--- Task description ---
Reproduce verbatim the rows from the line containing "Annotate this image: element" through the line containing "bar-data-label: BP+DM: [219, 271, 264, 285]", inclusive of both.

— begin —

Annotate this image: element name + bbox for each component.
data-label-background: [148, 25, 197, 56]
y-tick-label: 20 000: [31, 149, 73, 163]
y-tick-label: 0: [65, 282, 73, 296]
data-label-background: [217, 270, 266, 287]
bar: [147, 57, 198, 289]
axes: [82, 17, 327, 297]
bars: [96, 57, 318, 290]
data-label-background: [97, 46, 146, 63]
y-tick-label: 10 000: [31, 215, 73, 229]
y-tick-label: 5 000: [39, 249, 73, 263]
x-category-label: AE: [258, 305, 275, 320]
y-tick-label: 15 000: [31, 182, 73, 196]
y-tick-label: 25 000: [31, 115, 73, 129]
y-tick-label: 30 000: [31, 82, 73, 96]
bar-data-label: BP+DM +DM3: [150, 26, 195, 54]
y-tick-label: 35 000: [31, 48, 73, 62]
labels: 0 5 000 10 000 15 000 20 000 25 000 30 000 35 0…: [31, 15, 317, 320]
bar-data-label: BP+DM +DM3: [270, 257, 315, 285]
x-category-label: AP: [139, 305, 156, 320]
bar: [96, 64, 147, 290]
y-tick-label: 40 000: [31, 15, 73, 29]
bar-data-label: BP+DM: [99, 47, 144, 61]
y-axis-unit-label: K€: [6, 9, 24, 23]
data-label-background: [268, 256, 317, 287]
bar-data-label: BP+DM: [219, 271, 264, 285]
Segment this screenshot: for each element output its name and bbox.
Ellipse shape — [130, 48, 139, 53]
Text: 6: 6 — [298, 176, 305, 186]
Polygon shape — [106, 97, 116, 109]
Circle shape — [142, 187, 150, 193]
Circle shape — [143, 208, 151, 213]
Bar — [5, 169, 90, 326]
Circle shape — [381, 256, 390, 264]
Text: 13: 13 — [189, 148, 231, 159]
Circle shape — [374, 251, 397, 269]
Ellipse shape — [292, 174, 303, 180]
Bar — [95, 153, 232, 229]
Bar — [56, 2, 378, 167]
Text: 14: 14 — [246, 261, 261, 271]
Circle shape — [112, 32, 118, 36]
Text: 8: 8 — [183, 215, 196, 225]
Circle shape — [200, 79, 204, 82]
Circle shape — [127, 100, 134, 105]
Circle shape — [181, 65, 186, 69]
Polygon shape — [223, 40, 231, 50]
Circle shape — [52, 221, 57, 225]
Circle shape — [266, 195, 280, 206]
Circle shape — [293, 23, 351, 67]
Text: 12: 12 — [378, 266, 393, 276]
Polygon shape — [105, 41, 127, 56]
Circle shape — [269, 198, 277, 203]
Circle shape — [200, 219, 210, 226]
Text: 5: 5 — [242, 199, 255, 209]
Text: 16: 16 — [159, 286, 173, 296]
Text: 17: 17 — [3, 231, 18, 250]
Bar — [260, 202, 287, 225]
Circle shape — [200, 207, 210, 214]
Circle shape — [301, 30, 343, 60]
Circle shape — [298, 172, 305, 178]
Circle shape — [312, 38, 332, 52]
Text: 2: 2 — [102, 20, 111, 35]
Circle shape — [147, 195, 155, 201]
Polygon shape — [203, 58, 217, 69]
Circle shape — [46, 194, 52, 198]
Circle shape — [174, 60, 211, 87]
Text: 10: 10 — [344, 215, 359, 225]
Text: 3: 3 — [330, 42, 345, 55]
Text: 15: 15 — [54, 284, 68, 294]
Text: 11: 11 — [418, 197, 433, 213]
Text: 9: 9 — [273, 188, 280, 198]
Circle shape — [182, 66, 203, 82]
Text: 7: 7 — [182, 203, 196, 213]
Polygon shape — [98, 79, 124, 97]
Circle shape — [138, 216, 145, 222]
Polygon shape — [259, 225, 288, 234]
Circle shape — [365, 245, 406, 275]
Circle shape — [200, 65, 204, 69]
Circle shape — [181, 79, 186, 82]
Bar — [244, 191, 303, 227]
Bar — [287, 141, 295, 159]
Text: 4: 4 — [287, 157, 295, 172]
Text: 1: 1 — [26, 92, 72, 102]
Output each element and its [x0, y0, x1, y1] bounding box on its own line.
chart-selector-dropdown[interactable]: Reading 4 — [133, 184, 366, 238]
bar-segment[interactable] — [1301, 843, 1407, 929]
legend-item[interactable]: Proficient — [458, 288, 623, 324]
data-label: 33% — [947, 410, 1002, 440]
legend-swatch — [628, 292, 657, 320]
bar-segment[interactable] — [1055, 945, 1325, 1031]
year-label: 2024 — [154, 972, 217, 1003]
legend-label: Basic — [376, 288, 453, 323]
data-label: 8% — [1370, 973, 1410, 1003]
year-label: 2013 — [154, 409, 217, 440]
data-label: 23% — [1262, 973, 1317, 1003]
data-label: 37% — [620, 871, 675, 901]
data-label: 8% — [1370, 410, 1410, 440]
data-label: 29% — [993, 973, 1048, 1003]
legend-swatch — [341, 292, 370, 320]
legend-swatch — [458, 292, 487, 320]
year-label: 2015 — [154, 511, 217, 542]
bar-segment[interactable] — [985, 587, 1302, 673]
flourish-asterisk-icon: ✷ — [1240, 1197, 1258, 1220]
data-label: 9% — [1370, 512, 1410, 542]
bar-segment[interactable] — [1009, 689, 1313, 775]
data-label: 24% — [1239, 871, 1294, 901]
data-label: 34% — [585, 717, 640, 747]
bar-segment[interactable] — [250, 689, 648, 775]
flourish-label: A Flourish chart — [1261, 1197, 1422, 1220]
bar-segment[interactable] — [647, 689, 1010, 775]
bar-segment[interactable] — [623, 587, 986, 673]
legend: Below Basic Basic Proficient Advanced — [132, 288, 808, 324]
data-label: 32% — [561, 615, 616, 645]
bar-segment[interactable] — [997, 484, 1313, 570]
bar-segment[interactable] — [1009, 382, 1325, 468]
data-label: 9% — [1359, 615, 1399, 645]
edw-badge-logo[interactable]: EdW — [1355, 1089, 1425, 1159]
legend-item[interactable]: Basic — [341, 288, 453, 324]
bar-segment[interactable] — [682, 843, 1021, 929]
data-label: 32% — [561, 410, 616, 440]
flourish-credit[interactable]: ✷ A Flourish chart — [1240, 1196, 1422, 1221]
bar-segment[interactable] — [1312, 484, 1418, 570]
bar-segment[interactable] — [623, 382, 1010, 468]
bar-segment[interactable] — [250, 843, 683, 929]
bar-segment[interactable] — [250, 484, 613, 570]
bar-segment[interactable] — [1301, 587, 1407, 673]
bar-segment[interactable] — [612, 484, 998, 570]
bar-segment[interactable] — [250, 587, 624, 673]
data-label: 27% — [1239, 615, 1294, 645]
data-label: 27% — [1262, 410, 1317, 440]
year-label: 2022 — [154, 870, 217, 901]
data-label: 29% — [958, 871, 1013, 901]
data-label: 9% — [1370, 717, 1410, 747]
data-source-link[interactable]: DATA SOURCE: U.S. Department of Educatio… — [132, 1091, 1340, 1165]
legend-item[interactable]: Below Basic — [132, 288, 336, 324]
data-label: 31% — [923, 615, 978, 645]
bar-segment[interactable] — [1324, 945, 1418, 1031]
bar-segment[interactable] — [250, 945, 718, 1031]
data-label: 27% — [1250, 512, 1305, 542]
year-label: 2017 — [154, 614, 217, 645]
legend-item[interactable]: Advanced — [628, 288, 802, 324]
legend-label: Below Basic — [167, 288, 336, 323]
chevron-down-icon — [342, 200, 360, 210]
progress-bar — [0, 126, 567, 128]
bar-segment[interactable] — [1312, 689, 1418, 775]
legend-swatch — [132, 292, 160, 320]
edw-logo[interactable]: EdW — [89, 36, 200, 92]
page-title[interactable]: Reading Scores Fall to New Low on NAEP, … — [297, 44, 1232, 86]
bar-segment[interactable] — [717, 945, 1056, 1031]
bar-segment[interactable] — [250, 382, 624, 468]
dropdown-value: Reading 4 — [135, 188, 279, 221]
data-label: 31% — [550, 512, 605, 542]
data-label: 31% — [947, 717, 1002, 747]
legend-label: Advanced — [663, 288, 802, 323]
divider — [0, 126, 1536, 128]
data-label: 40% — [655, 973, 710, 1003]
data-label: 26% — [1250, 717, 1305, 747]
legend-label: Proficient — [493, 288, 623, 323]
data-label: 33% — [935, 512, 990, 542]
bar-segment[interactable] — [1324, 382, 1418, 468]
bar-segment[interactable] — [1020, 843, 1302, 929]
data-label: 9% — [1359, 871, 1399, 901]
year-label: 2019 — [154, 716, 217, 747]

— end —
— begin —

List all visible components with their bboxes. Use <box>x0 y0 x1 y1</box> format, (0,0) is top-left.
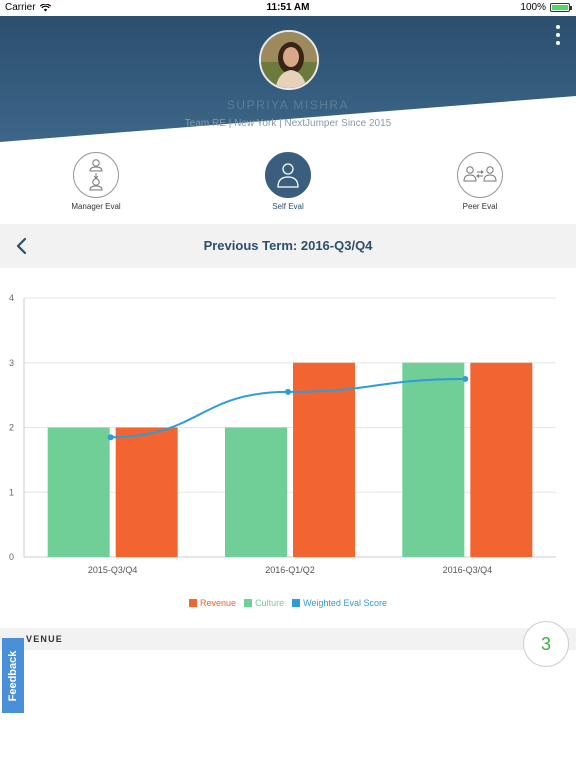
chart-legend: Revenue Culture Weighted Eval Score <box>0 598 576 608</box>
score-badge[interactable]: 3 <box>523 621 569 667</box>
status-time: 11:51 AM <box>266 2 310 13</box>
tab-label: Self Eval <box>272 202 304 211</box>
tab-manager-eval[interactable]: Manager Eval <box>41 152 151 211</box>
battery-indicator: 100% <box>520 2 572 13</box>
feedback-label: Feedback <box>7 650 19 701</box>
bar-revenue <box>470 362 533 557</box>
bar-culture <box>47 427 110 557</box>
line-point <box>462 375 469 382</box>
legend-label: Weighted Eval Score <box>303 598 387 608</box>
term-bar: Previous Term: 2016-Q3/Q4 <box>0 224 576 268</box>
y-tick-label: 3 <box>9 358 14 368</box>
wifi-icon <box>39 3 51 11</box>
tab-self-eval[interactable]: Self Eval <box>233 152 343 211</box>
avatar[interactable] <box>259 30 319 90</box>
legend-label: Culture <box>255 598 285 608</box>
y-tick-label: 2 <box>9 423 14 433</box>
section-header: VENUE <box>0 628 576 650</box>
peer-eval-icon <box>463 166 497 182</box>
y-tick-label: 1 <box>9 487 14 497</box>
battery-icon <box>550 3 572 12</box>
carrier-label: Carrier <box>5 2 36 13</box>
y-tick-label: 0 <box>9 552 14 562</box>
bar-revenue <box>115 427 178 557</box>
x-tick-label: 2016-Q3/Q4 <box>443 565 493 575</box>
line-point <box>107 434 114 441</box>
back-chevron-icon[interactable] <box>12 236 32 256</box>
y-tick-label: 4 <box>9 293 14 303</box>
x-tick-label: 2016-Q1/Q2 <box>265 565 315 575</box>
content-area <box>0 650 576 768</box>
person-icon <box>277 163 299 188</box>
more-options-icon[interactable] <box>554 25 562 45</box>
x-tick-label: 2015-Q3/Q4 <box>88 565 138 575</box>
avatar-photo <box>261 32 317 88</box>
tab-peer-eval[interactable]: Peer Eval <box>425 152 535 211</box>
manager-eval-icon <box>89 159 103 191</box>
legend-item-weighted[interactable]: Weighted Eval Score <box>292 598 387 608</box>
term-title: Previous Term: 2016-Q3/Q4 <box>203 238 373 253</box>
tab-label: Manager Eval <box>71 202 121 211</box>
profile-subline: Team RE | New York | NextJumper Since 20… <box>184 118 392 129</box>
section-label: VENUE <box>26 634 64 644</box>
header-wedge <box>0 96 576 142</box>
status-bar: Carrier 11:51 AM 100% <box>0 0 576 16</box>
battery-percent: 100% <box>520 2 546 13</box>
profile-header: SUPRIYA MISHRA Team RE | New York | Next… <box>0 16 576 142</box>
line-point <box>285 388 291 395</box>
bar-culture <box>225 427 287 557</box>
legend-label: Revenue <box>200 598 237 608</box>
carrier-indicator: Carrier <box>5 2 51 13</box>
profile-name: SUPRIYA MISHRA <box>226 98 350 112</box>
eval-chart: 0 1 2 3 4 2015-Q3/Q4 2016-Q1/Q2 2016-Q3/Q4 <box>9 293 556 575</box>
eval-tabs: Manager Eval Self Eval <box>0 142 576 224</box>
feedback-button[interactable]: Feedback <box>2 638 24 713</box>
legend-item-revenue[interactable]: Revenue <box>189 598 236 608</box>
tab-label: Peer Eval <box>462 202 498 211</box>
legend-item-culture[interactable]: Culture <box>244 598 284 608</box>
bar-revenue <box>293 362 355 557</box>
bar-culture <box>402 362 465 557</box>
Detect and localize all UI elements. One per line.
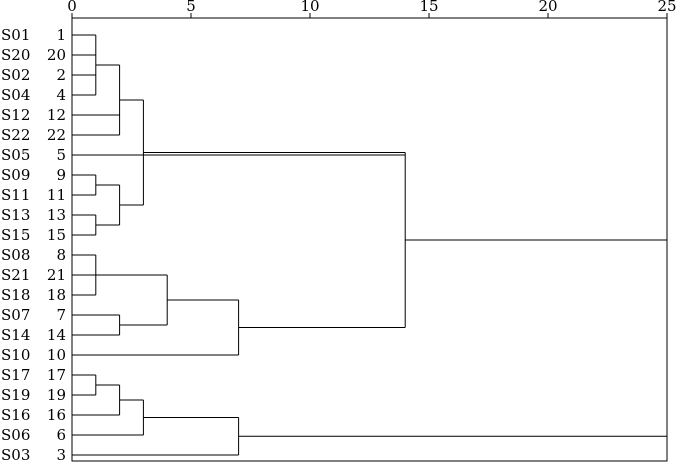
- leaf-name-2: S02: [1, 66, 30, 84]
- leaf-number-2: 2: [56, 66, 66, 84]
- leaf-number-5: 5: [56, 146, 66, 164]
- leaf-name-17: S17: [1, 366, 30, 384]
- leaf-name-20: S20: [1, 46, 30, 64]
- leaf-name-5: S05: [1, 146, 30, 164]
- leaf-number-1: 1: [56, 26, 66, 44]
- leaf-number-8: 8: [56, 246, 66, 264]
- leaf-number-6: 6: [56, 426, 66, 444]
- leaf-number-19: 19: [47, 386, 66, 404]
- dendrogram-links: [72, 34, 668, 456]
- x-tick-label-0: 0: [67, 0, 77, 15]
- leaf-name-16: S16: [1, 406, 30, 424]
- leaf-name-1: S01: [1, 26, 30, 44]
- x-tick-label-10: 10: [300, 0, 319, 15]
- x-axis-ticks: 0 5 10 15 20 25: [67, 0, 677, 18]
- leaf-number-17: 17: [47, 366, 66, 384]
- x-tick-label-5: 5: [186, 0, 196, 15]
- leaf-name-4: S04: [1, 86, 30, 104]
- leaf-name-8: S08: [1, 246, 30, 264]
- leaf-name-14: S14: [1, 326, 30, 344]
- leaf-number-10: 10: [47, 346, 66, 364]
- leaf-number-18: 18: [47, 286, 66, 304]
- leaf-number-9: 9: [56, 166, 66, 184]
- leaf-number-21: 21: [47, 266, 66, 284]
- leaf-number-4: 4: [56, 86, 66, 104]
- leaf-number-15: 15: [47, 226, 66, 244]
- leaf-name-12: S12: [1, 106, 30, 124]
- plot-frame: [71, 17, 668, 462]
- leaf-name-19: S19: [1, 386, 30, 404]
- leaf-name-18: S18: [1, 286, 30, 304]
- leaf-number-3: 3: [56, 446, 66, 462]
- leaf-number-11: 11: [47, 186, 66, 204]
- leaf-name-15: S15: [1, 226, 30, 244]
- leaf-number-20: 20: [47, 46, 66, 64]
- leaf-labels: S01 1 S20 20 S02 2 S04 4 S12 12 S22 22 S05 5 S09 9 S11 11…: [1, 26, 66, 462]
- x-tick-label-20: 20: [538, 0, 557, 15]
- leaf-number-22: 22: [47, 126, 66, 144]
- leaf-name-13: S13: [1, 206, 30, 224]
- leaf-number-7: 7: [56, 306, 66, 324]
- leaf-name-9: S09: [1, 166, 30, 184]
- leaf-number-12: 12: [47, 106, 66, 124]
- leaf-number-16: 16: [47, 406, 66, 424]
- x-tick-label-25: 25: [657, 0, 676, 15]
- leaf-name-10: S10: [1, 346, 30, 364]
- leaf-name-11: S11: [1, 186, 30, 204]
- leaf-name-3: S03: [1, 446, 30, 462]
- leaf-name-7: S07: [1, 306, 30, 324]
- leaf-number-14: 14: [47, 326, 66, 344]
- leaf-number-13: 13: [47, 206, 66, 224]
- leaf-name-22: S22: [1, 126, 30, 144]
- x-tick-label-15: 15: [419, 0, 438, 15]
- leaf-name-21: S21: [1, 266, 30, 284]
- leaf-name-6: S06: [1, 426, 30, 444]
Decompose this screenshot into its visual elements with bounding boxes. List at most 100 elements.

— end —

--- Answer below ---
Annotate this image: element name + bbox for each component.
data-label-background: [148, 25, 197, 56]
y-tick-label: 20 000: [31, 149, 73, 163]
y-tick-label: 0: [65, 282, 73, 296]
data-label-background: [217, 270, 266, 287]
bar: [147, 57, 198, 289]
axes: [82, 17, 327, 297]
bars: [96, 57, 318, 290]
data-label-background: [97, 46, 146, 63]
y-tick-label: 10 000: [31, 215, 73, 229]
y-tick-label: 5 000: [39, 249, 73, 263]
x-category-label: AE: [258, 305, 275, 320]
y-tick-label: 15 000: [31, 182, 73, 196]
y-tick-label: 25 000: [31, 115, 73, 129]
y-tick-label: 30 000: [31, 82, 73, 96]
bar-data-label: BP+DM +DM3: [150, 26, 195, 54]
y-tick-label: 35 000: [31, 48, 73, 62]
labels: 0 5 000 10 000 15 000 20 000 25 000 30 000 35 0…: [31, 15, 317, 320]
bar-data-label: BP+DM +DM3: [270, 257, 315, 285]
x-category-label: AP: [139, 305, 156, 320]
bar: [96, 64, 147, 290]
y-tick-label: 40 000: [31, 15, 73, 29]
bar-data-label: BP+DM: [99, 47, 144, 61]
y-axis-unit-label: K€: [6, 9, 24, 23]
data-label-background: [268, 256, 317, 287]
bar-data-label: BP+DM: [219, 271, 264, 285]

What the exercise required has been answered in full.